─── ITEMS

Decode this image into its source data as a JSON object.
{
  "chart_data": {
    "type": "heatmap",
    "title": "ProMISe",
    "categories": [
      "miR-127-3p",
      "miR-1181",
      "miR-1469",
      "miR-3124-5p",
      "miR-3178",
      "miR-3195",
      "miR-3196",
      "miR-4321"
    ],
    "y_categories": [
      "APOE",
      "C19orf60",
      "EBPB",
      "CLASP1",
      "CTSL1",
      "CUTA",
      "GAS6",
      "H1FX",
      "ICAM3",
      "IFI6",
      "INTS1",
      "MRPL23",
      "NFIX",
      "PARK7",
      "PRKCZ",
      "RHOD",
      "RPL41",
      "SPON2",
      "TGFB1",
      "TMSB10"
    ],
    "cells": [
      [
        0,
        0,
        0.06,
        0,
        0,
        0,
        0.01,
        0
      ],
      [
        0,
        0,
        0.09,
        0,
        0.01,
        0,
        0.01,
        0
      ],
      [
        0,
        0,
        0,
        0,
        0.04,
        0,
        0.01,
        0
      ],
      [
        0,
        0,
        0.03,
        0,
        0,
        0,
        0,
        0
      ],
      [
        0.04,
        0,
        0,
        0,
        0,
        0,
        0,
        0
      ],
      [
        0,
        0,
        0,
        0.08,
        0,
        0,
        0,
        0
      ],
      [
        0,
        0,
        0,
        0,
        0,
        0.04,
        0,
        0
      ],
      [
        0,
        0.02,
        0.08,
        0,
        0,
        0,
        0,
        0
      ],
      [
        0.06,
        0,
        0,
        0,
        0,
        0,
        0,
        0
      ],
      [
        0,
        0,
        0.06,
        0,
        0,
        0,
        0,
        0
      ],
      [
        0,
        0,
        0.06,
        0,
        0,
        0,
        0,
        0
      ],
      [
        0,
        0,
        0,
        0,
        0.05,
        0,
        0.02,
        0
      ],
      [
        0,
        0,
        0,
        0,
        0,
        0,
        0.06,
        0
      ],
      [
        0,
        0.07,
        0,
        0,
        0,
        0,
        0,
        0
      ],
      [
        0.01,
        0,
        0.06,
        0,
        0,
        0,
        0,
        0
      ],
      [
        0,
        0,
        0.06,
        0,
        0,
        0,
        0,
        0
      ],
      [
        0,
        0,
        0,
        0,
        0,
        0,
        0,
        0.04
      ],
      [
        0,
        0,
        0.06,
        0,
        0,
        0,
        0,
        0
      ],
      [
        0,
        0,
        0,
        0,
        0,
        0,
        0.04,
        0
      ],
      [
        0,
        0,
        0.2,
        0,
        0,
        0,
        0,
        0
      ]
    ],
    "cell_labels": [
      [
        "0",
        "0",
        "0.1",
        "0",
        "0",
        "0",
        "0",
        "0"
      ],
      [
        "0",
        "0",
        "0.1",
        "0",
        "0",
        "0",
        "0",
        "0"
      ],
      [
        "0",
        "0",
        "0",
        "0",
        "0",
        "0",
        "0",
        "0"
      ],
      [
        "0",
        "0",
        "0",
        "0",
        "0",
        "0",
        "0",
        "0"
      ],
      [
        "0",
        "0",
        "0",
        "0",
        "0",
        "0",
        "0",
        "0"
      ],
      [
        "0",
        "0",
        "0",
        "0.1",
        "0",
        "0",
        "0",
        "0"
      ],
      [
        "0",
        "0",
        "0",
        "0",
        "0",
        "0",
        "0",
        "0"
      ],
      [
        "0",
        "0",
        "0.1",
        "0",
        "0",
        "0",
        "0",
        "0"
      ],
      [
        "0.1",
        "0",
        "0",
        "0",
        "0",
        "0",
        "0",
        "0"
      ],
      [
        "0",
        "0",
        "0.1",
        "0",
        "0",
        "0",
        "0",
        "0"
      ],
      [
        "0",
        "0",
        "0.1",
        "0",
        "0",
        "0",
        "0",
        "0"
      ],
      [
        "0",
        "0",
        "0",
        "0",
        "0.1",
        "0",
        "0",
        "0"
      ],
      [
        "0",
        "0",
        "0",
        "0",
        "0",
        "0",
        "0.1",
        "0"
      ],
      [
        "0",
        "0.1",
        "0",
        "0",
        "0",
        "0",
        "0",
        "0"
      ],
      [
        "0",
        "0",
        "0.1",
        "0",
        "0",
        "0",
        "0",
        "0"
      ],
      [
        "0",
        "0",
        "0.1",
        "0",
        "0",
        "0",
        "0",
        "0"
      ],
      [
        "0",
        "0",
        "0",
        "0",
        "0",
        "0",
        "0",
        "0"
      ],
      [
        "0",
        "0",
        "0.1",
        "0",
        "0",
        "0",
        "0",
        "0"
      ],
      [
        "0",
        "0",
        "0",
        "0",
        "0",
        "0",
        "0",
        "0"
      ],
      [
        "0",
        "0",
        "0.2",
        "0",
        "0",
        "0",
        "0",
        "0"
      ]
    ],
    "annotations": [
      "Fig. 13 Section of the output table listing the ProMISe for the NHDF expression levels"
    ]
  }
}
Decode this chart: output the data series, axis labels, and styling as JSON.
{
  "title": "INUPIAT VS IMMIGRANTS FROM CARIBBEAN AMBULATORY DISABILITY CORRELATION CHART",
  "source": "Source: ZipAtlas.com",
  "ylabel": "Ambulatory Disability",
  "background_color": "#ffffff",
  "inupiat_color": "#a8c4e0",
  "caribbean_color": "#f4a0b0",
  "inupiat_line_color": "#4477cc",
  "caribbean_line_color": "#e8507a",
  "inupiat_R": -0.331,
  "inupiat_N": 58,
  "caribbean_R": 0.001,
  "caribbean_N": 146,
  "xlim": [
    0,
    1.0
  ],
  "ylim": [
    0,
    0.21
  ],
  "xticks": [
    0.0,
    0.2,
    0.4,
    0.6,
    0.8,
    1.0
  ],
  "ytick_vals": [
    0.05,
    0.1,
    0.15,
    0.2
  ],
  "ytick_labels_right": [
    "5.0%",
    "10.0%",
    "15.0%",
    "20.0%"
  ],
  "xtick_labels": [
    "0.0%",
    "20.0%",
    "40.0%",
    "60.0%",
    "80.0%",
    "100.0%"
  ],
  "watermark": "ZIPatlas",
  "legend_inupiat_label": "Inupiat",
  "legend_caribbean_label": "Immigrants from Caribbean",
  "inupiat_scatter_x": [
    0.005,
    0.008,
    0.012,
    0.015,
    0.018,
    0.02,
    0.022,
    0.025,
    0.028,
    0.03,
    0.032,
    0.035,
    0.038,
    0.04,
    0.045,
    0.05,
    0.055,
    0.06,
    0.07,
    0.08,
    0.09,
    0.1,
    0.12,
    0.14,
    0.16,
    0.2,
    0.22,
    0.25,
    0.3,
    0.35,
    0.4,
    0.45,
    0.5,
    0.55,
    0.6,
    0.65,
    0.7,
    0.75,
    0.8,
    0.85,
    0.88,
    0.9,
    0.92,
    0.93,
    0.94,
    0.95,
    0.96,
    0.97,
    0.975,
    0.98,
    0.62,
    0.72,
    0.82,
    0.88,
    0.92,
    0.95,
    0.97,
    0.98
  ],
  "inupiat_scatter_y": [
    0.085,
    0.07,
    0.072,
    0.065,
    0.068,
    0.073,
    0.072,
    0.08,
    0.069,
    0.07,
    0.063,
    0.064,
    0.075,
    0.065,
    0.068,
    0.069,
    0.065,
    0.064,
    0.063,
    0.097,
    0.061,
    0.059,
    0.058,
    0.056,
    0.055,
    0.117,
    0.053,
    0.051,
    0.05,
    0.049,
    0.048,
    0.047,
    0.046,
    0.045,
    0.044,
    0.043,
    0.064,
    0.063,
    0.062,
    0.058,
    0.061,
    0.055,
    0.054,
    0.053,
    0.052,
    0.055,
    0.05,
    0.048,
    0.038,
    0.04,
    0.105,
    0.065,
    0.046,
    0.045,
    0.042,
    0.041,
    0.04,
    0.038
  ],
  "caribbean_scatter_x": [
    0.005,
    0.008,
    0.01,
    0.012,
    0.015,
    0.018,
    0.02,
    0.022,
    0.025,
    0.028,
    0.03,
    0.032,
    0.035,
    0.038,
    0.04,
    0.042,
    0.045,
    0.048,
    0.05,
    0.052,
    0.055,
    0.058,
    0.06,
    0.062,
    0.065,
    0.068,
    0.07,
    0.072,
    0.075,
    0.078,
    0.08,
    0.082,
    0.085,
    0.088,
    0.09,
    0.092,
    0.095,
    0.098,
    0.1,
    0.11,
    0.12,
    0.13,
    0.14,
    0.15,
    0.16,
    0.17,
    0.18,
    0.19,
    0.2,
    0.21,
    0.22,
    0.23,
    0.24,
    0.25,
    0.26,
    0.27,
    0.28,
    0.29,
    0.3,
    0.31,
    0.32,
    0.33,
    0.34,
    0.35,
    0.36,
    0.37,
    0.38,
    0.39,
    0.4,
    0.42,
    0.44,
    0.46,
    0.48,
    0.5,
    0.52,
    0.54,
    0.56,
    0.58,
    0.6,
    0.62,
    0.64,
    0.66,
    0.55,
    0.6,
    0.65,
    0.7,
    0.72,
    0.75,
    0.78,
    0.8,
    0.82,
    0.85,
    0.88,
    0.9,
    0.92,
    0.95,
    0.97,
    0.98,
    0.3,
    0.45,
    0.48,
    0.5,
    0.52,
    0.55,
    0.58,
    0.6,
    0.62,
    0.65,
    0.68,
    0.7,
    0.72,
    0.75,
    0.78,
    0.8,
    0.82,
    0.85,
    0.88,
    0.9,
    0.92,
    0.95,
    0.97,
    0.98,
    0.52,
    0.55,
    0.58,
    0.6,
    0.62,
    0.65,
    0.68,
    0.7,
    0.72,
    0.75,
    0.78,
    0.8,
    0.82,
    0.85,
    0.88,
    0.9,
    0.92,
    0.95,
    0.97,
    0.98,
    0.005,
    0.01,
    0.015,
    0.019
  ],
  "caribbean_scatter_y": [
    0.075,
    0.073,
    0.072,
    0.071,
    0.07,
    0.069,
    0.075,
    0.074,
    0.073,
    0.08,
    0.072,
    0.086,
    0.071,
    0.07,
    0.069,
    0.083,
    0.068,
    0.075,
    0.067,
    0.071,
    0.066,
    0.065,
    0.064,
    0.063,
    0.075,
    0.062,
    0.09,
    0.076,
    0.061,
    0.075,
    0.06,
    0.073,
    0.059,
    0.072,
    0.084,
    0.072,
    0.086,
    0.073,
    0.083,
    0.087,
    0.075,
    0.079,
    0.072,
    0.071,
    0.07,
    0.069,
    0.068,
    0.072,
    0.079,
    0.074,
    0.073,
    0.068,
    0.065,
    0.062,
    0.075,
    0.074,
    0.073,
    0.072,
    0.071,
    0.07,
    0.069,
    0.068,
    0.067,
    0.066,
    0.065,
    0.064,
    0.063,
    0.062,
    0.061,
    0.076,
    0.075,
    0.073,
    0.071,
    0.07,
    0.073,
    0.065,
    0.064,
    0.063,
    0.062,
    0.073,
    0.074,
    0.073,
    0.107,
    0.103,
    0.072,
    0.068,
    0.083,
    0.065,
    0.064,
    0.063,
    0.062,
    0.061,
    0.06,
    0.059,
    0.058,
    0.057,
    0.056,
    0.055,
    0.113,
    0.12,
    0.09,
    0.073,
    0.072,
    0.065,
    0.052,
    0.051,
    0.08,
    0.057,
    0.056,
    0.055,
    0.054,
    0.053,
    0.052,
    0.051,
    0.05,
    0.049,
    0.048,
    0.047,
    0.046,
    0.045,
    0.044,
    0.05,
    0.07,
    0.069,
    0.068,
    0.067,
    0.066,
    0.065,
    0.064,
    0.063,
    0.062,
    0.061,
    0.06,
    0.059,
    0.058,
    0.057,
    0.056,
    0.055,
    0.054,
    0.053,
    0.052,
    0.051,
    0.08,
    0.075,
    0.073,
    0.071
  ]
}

──────

In the entries above, some lines may contain the string "this"; report how many, without additional comment.

2